**AIM**
Gather up every line that includes the string "重要農作物花椒".
::: MATERIAL
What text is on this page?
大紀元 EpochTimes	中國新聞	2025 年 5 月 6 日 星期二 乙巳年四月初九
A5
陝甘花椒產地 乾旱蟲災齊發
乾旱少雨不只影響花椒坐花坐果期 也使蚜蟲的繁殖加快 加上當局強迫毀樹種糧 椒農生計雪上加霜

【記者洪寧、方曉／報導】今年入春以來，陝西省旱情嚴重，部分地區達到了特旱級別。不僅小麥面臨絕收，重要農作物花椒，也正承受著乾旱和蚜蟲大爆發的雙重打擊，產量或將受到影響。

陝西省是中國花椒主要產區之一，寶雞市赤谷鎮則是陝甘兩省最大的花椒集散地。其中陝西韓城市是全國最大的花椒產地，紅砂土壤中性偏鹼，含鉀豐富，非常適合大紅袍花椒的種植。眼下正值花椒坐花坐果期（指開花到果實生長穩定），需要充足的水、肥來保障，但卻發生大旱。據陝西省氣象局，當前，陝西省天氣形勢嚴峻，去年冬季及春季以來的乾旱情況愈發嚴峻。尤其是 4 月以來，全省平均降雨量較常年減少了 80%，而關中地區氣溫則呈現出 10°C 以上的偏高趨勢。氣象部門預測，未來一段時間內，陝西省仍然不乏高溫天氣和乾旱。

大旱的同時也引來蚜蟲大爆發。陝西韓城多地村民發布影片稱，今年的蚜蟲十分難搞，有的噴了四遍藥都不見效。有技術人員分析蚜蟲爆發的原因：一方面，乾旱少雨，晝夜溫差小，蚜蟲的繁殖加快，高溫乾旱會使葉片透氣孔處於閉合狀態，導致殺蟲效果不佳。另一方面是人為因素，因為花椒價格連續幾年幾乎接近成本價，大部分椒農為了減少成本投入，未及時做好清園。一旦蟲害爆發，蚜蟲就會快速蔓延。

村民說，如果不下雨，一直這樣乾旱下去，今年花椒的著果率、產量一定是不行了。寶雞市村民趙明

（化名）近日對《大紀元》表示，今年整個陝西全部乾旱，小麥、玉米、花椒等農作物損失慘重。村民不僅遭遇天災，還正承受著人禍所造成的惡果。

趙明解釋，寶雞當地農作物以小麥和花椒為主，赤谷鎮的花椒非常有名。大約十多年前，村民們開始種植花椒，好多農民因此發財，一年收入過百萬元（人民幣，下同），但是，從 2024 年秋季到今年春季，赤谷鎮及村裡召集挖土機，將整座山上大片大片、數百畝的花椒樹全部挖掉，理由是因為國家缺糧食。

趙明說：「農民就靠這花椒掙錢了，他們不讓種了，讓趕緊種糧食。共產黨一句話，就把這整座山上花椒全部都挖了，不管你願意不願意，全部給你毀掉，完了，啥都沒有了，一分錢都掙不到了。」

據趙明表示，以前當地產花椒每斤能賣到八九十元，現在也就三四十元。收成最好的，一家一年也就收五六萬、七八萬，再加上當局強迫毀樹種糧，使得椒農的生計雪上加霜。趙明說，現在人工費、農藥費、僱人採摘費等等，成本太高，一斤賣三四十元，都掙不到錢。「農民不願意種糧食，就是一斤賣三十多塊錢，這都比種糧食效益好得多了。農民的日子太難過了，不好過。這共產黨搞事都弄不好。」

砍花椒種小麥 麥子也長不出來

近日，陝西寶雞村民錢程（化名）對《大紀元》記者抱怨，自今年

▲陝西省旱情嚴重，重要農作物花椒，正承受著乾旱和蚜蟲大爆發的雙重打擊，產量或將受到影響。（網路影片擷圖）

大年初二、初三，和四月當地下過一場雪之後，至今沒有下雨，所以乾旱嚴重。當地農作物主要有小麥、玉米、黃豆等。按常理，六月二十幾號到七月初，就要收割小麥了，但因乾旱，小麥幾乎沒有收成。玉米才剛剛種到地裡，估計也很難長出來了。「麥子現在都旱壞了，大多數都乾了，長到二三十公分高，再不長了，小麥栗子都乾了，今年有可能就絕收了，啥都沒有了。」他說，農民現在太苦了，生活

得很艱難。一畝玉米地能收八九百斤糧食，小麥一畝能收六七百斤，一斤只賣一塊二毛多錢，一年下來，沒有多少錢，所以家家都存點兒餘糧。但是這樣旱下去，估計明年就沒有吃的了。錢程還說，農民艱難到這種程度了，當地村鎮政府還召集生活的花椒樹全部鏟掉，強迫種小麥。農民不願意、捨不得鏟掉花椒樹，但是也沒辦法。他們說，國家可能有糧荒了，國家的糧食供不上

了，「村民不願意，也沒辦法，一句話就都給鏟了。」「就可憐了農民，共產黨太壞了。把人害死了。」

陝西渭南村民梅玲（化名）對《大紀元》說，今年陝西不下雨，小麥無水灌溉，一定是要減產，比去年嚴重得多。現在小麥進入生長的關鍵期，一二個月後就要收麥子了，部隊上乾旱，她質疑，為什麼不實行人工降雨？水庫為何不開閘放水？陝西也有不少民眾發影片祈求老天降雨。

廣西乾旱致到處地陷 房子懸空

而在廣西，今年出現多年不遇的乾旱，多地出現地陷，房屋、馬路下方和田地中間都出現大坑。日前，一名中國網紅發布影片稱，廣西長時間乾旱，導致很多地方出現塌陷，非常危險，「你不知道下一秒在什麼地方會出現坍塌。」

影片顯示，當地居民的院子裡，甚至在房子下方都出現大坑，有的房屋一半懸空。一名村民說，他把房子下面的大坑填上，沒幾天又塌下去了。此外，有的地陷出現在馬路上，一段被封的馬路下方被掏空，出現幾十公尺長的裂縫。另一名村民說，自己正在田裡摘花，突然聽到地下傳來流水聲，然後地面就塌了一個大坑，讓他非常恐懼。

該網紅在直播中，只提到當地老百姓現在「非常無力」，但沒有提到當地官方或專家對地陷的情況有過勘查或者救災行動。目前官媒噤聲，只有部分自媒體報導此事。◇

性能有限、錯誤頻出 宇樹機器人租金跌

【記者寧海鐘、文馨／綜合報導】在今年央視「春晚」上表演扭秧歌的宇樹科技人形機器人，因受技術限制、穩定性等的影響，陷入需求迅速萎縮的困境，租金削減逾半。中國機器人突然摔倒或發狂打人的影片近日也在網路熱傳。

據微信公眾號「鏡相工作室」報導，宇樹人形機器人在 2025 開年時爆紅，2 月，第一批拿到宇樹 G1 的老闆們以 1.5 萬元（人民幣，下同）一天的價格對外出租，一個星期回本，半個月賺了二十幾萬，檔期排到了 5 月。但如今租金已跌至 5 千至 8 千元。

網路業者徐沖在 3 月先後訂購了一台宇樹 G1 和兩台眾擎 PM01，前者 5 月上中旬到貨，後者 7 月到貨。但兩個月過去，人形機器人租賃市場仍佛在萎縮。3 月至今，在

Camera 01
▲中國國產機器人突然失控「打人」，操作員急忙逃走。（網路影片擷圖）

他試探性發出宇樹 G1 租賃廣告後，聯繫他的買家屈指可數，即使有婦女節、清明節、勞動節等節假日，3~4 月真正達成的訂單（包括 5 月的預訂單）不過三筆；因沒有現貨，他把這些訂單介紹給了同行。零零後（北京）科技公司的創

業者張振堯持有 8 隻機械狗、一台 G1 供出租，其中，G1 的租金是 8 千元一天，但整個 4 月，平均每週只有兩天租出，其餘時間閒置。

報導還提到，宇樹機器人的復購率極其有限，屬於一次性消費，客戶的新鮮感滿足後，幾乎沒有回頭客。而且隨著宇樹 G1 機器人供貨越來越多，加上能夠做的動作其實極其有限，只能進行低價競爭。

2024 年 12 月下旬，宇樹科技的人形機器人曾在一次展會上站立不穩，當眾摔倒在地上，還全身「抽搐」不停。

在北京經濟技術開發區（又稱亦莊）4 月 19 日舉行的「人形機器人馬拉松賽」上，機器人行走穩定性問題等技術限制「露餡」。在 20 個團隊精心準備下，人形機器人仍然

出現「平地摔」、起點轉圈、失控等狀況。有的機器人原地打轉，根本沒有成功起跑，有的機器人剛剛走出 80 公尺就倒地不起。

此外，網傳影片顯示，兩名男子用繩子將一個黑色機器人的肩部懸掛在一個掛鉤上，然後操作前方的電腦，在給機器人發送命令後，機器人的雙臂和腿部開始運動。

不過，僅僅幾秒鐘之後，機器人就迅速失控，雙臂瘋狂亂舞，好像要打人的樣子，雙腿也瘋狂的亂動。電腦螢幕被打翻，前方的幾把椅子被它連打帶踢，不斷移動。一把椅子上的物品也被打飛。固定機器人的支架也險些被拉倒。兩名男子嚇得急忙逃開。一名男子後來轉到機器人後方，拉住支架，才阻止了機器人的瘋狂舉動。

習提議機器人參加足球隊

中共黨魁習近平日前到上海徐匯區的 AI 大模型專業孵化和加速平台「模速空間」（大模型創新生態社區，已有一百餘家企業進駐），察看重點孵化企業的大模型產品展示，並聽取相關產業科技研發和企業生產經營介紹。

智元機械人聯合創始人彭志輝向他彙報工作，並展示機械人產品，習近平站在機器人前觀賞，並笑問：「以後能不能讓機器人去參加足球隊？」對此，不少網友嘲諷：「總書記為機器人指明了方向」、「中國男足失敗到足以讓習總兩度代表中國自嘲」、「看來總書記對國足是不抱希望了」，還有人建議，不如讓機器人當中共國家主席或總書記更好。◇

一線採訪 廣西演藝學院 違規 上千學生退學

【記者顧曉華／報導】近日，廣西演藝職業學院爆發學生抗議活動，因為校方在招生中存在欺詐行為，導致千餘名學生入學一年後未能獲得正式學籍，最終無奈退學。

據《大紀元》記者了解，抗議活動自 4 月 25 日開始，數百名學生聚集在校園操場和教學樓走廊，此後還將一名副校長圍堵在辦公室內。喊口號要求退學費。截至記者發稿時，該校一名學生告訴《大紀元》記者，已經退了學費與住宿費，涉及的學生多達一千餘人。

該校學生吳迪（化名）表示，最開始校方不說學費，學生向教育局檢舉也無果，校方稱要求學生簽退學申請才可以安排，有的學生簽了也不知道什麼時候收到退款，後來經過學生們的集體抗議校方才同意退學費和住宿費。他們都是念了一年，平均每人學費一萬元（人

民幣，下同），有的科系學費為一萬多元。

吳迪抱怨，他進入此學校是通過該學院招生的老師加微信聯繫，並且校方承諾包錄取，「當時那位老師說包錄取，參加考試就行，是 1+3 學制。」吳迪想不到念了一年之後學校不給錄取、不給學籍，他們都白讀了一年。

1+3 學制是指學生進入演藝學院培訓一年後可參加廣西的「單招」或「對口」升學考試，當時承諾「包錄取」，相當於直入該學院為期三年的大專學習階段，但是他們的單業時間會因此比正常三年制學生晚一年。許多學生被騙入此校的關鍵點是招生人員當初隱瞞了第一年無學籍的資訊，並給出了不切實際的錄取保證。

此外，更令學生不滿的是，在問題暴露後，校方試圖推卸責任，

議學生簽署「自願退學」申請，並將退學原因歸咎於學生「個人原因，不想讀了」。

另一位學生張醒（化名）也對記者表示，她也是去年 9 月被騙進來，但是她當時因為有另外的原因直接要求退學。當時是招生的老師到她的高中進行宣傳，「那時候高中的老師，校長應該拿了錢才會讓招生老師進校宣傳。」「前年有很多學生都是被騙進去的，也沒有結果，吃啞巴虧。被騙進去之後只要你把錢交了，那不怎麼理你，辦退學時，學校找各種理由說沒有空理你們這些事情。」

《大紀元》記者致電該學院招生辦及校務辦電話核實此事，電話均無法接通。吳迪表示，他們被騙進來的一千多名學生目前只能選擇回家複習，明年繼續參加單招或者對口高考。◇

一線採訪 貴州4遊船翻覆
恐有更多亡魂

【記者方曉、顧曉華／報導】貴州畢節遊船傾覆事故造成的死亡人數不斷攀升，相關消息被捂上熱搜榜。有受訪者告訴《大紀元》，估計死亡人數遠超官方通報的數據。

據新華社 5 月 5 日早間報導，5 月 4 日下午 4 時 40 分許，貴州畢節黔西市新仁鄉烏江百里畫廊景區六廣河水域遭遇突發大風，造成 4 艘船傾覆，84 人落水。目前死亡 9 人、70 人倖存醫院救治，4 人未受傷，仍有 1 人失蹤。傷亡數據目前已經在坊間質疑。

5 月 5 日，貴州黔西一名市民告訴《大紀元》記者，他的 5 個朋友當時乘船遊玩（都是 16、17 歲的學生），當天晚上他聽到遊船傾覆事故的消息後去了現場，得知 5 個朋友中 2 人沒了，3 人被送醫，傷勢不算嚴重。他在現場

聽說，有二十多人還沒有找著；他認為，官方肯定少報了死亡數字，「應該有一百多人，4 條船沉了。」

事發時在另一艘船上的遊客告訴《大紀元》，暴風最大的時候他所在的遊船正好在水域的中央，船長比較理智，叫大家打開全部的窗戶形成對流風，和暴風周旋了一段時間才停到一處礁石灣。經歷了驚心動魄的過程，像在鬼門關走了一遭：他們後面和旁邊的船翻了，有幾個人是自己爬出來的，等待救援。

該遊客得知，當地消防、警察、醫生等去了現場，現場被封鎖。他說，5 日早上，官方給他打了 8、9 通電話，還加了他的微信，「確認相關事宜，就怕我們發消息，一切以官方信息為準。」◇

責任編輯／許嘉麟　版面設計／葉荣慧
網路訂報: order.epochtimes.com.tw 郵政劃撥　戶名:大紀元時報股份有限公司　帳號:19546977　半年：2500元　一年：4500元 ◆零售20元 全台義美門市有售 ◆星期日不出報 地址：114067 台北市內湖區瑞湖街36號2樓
::::::
**ANSWER TO THE EXERCISE**
【記者洪寧、方曉／報導】今年入春以來，陝西省旱情嚴重，部分地區達到了特旱級別。不僅小麥面臨絕收，重要農作物花椒，也正承受著乾旱和蚜蟲大爆發的雙重打擊，產量或將受到影響。
▲陝西省旱情嚴重，重要農作物花椒，正承受著乾旱和蚜蟲大爆發的雙重打擊，產量或將受到影響。（網路影片擷圖）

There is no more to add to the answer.